SUPPLIED PASSAGE —
☆ ☆ ☆

Next. Card types. There are rules about what card types are and what they do. A very common thing, for example, I’ll see people that will make an instant or sorcery that creates a permanent effect. And it’s like, ”Well, you probably want that to be an enchantment. You’re going to create an effect that’s affecting the board state, will give a reminder to the audience of what that state is. And give them the means to deal with it if they need to deal with it.” And it’s just a lot of things. Understanding card type rules. Understanding the rules of card types.

Next, rarity. If you’re designing sets and building rarity into it, understand rarity. One of the most common things—when I see beginners’ commons, one of the most common things—I’m using “common” a lot. One of the very common… it’s hard not to say “common.”

When I’m looking at a new designer’s commons, a very frequent occurrence is that their commons are uncommon. So understand the rarities. Understand what they do. I did a whole podcast on rarities. [NLH—I have not transcribed this yet.]

Finally, just general flavor. Like, understand that certain colors just do certain things. And that if you try to take something out of red and have it be really fire-based, it’s going to feel weird. Because fire’s kind of done in red. And so why are you making a black fire card? And now, once again. I’m not saying there aren’t exceptions that will work, but you have to be really careful of the flavor.

☆ ☆ ☆

DATASET SECTION —
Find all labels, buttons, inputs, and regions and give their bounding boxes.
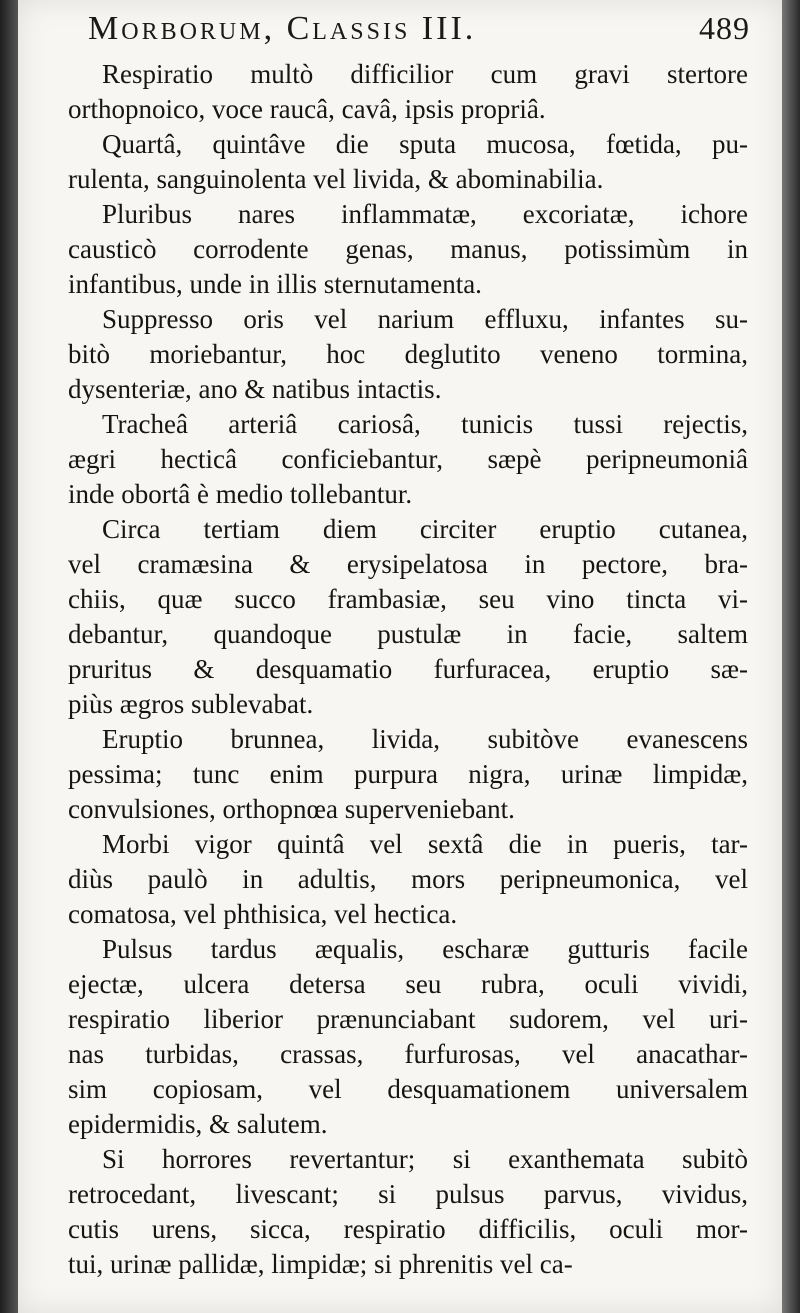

☆ ☆ ☆

PROBLEM 1 —
According to the card design passage, what card type should an effect that permanently changes the board probably be, rather than an instant or sorcery?
PROBLEM 2 —
List every card type named in the card design passage.
PROBLEM 3 —
Write a continuation of the card design passage, picking up after its final sentence.

TASK ANSWER 1 —
An enchantment.

TASK ANSWER 2 —
Instant, sorcery, enchantment

TASK ANSWER 3 —
Okay, next rule. So one of (???)… ignore basic rules. Don’t ignore basic rules. Number one problem is ignoring basic rules, understand the craft. My point there is, understand what colors mean. What card types mean. What rarities mean. Even like what creature types mean. There are things elves do and things elves don’t do. And a lot of it’s tied to green. But understand that.

And part of being good at the game, being good at design is being a historian and studying what the game has done. Like one of the number one problems I find, and like even like I said, experienced designers, that if they don’t know Magic, a lot of the problems we have early on is just them rediscovering what Magic has already figured out. And so you want to be good, study it. Study Magic history.

By the way, one of the best ways to become a designer in Magic and get good at it, go read Gatherer. Literally. A great, great assignment is, start from Alpha, just go chronologically through Magic. You will learn a lot. You will go, “Oh, wow, they did this, they did that…” You will learn a lot. It is very interesting to see kind of how Magic evolved, and what we have done and haven’t done.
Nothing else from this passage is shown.